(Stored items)
------------

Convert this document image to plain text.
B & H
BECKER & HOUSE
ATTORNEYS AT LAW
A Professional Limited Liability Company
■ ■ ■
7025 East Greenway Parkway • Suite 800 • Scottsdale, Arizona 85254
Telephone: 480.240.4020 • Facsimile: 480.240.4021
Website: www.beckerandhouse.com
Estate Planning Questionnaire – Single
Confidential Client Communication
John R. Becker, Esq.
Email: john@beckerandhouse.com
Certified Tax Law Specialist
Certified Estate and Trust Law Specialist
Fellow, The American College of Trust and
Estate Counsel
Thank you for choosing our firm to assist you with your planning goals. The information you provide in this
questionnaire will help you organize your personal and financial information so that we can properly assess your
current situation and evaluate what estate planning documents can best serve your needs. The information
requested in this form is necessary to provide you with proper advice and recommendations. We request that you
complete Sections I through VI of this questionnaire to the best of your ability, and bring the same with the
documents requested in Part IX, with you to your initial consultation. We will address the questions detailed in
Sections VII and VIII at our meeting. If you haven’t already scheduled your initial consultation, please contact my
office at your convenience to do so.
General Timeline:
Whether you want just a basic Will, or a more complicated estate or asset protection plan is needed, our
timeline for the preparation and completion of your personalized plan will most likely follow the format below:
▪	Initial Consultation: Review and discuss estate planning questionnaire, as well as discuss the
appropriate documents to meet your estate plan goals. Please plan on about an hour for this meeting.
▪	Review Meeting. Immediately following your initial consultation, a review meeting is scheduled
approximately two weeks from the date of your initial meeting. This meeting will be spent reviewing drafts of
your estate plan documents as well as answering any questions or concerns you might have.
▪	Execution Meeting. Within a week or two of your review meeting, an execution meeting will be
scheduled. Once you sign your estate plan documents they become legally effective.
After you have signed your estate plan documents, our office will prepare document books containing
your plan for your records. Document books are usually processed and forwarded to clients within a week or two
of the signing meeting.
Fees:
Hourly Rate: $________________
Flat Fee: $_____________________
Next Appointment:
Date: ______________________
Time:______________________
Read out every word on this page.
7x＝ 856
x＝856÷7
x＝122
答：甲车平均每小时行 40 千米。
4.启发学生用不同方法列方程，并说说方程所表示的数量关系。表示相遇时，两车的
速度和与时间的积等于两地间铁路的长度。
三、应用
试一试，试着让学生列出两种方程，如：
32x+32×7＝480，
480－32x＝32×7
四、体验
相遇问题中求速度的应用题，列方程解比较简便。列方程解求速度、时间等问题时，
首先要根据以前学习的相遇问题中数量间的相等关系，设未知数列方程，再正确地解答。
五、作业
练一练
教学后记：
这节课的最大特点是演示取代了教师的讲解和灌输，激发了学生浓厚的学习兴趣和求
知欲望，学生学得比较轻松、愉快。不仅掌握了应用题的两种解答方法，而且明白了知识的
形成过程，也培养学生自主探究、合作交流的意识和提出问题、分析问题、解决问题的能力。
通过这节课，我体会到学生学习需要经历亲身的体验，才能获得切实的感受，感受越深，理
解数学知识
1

------------

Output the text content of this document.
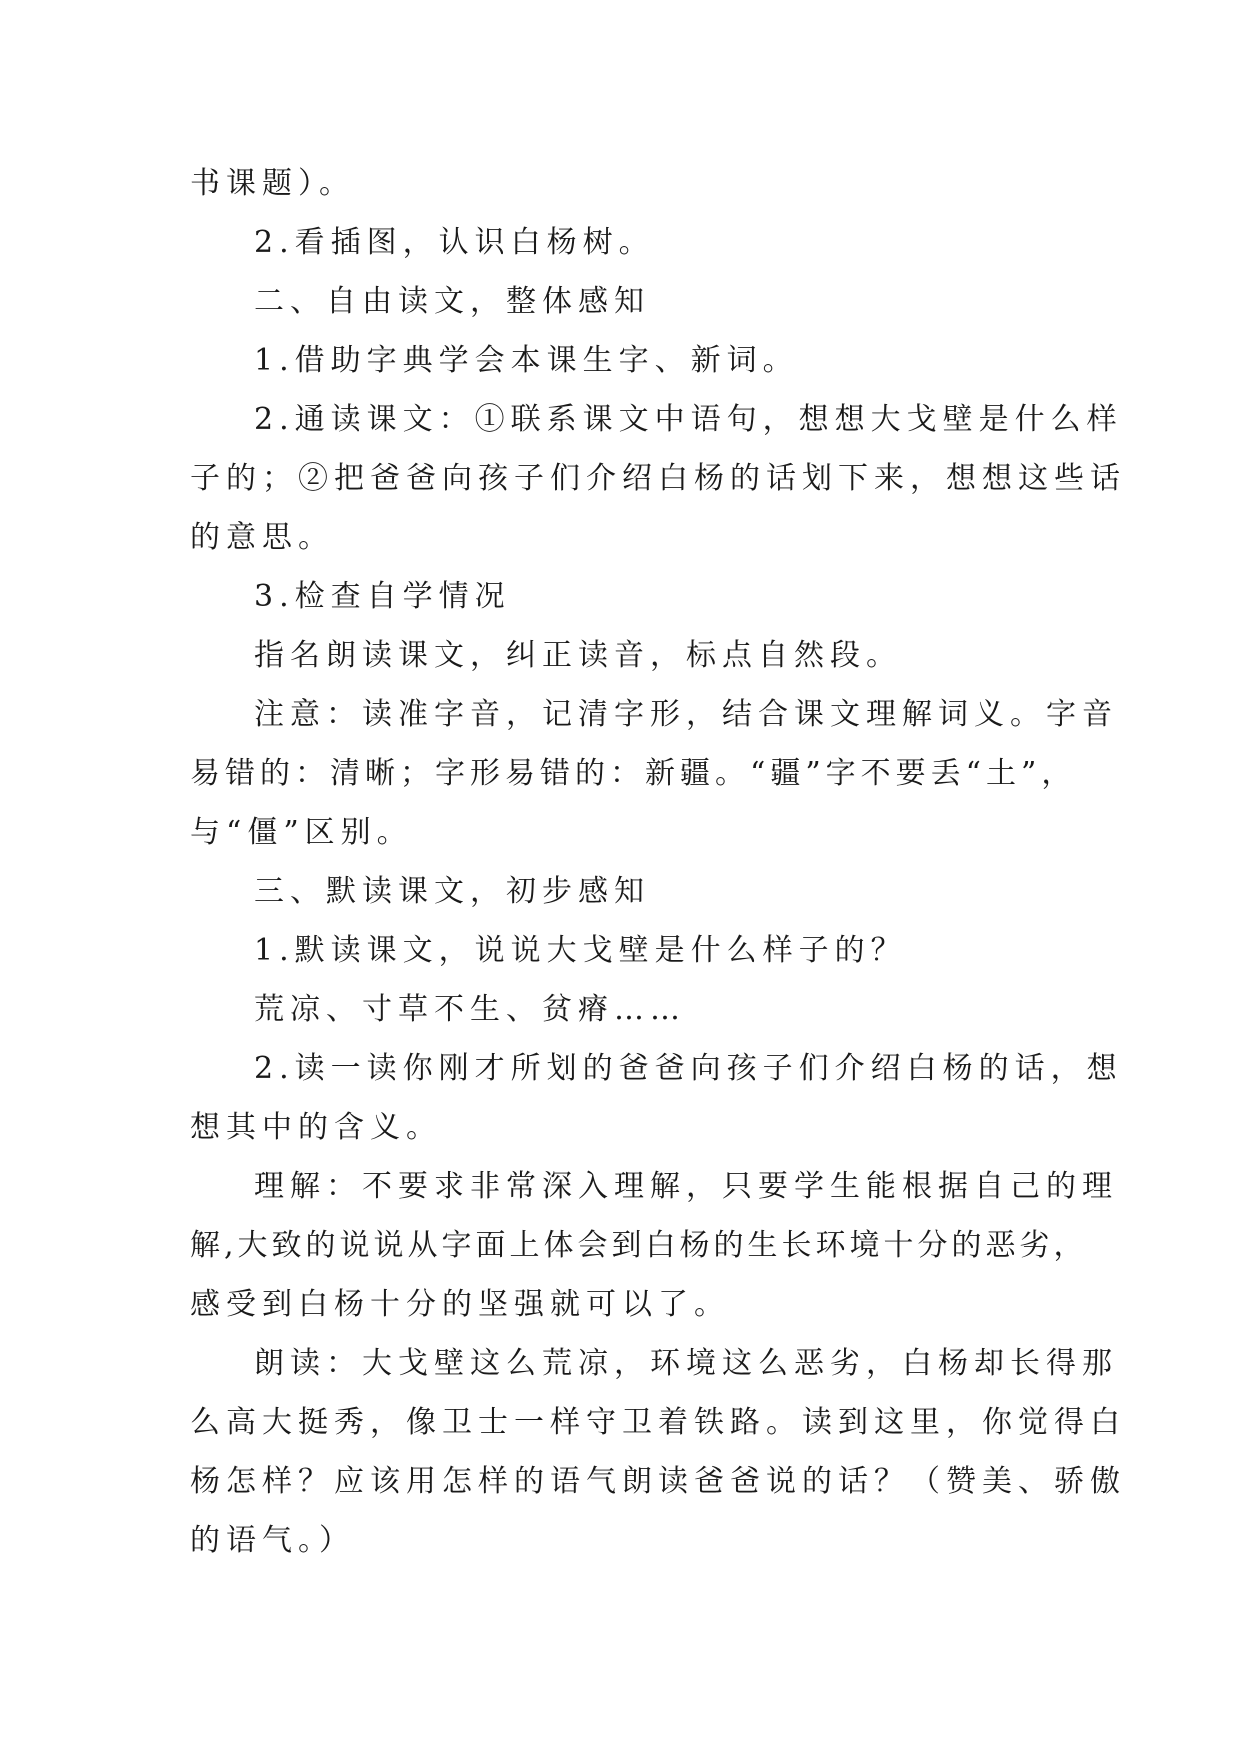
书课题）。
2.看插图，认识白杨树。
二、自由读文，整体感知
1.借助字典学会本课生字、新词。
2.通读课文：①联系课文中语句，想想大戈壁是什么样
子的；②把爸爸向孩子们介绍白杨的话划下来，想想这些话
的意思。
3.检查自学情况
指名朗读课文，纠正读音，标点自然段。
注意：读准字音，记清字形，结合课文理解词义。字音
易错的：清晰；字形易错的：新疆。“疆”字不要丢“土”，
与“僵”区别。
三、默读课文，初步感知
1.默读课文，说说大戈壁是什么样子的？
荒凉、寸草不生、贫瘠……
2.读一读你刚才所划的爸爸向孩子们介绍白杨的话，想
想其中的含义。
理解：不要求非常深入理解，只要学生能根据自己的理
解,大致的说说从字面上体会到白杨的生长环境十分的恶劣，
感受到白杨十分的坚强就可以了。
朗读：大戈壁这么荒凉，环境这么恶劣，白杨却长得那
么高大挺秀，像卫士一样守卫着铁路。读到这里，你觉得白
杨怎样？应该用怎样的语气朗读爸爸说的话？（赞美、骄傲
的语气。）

------------

WHAT TO PRODUCE:
Which lines hold the word "meeting"? Return all of them from the records above.

OUTPUT:
Sections VII and VIII at our meeting. If you haven’t already scheduled your initial consultation, please contact my
appropriate documents to meet your estate plan goals. Please plan on about an hour for this meeting.
▪	Review Meeting. Immediately following your initial consultation, a review meeting is scheduled
approximately two weeks from the date of your initial meeting. This meeting will be spent reviewing drafts of
▪	Execution Meeting. Within a week or two of your review meeting, an execution meeting will be
of the signing meeting.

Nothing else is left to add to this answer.